* _Problem_
Your answer should be a single number: the count of lines containing the string "улуса".

* _Supplied information_
____

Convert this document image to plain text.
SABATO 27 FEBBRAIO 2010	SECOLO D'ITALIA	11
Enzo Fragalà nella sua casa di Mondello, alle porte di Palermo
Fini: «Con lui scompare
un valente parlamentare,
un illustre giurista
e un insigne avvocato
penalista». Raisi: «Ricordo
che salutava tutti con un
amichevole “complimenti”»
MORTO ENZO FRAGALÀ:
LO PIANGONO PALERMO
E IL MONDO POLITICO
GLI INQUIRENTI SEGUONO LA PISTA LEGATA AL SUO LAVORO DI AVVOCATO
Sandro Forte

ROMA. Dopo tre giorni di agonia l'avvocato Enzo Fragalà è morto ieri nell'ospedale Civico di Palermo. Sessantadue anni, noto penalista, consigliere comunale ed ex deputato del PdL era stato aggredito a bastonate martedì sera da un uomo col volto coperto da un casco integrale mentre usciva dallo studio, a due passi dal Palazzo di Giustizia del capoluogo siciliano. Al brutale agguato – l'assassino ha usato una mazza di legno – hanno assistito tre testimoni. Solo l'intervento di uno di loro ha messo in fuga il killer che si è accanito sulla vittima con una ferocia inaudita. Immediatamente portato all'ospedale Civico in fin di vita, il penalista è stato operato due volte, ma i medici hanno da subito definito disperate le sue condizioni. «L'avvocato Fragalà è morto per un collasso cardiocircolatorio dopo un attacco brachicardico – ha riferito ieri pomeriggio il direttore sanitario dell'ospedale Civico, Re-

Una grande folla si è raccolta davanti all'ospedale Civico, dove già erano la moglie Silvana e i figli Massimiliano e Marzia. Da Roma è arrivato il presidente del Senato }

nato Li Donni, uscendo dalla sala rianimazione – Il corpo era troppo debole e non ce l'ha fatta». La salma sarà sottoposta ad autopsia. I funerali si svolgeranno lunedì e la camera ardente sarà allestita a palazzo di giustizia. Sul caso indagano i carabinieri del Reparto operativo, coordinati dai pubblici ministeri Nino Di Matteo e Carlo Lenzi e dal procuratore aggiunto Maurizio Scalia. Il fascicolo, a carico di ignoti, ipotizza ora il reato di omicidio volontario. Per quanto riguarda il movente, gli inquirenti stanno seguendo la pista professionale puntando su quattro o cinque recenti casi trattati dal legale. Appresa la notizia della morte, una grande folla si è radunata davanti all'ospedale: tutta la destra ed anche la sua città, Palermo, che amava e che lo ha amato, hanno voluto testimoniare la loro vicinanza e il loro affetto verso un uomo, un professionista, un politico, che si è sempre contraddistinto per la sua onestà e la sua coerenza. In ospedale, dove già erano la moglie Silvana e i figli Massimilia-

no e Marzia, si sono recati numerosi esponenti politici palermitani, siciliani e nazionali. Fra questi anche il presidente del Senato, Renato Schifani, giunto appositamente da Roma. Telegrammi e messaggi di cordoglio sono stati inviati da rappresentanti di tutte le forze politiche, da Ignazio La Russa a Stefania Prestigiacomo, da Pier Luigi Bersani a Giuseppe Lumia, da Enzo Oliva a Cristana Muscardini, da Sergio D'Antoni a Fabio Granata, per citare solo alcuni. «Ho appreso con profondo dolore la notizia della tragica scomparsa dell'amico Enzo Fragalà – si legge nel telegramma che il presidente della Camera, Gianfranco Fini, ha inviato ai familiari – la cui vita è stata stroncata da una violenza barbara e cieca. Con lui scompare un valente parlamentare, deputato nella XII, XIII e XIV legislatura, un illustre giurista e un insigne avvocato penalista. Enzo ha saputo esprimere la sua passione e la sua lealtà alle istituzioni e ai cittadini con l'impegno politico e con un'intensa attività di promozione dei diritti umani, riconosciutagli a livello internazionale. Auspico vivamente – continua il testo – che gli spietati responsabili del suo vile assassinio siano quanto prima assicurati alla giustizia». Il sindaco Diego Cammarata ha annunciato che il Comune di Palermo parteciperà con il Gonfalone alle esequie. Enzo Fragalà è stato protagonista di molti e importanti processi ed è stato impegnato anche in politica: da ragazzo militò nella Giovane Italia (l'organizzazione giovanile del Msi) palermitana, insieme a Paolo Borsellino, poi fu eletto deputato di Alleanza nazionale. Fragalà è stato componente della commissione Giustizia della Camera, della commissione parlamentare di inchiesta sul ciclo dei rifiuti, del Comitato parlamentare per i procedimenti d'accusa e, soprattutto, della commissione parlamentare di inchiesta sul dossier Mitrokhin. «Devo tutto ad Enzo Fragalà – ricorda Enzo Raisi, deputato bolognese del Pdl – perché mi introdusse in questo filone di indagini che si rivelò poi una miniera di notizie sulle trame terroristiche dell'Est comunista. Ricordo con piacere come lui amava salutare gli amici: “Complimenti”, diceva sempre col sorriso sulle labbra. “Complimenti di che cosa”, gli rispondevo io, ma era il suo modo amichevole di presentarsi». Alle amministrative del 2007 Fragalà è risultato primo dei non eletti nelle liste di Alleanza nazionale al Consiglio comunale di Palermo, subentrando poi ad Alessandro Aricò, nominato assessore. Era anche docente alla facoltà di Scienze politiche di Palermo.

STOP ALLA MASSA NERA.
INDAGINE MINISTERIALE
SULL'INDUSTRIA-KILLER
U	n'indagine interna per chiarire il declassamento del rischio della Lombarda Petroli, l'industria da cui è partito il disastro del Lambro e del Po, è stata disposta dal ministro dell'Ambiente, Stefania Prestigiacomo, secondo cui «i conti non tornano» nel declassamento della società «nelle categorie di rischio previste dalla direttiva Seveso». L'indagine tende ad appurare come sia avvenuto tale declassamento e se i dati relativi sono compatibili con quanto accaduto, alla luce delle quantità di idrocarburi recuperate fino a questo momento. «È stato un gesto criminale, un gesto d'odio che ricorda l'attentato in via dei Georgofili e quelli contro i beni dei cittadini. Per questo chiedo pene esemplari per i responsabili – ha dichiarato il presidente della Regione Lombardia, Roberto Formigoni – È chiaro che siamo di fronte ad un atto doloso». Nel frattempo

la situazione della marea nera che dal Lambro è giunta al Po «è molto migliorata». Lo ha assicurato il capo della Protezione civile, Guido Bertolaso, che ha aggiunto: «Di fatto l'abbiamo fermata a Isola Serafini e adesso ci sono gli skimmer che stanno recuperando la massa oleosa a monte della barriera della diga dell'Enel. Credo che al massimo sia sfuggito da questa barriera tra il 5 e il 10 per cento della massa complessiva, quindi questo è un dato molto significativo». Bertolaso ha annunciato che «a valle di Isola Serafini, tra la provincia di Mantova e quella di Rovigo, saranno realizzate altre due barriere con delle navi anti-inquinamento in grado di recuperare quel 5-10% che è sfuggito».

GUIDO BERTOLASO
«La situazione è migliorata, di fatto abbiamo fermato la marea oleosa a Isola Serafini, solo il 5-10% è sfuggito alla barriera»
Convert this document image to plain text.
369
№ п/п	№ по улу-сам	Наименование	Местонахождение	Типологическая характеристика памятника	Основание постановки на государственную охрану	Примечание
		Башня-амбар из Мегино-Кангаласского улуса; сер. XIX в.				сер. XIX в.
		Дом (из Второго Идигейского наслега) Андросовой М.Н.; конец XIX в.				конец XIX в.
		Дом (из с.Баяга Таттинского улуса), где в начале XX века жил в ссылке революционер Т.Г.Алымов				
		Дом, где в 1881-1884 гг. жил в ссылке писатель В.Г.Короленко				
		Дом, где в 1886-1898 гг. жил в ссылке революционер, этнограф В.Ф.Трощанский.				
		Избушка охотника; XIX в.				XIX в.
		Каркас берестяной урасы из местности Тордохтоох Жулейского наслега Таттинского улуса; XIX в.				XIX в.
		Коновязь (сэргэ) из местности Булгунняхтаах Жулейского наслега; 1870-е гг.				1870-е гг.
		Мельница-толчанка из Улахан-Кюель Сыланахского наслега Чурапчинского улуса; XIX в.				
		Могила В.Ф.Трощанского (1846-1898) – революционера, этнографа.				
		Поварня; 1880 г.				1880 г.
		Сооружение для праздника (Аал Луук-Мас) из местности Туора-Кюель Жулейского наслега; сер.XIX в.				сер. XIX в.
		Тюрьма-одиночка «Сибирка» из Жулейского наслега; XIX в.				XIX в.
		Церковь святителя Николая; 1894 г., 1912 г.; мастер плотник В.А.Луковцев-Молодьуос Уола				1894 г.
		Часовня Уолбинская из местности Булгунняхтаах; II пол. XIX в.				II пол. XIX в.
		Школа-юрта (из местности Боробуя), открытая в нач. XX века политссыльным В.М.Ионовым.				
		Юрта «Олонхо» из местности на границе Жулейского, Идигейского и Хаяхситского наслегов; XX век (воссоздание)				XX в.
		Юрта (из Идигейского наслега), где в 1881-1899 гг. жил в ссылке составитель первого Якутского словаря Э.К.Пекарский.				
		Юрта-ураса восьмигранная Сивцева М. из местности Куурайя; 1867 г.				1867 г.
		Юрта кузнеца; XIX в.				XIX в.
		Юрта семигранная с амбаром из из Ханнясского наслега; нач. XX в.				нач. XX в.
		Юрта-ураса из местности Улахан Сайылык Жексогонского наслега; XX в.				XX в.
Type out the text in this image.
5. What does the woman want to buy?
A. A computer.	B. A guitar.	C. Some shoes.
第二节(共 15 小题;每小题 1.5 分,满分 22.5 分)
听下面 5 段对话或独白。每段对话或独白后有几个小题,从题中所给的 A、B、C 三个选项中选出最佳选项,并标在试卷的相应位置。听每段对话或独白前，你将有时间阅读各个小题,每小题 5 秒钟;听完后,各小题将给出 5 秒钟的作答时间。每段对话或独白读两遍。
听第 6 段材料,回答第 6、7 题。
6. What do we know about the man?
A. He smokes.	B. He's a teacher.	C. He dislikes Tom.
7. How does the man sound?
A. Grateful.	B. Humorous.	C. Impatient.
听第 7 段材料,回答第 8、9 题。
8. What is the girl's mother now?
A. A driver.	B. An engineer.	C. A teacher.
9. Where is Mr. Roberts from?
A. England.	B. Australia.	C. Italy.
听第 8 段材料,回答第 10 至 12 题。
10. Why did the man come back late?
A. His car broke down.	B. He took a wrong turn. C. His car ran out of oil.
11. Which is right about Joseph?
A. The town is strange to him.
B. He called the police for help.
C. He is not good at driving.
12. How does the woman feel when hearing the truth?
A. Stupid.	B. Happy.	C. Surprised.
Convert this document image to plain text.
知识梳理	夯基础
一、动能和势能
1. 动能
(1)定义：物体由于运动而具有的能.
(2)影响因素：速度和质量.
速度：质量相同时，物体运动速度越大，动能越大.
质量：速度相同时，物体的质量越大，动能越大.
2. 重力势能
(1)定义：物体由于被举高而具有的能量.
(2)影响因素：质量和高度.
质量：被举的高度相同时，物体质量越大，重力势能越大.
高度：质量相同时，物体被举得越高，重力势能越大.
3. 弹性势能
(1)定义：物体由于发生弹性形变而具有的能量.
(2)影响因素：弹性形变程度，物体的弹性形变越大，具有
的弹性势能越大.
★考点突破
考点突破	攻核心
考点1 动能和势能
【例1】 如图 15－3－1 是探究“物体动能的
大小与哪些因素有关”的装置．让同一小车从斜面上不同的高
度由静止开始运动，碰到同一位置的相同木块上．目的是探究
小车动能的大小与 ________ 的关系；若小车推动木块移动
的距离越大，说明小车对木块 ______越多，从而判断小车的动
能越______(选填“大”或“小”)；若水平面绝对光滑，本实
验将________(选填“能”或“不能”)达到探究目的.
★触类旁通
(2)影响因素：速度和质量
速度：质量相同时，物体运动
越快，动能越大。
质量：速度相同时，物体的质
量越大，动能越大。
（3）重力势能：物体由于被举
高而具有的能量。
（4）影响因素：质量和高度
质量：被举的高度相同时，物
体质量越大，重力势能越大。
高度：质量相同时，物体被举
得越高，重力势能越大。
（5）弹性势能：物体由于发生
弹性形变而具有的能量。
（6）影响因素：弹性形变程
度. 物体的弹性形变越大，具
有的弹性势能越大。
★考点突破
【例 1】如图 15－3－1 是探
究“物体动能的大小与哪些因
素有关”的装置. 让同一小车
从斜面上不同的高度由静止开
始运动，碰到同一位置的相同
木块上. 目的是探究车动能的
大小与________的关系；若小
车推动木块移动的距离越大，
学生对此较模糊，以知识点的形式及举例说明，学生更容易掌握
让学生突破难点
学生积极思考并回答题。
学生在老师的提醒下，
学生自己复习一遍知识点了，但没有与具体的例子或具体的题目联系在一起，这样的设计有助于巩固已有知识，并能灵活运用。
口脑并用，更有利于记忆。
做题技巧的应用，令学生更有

____

* _Worked solution_
4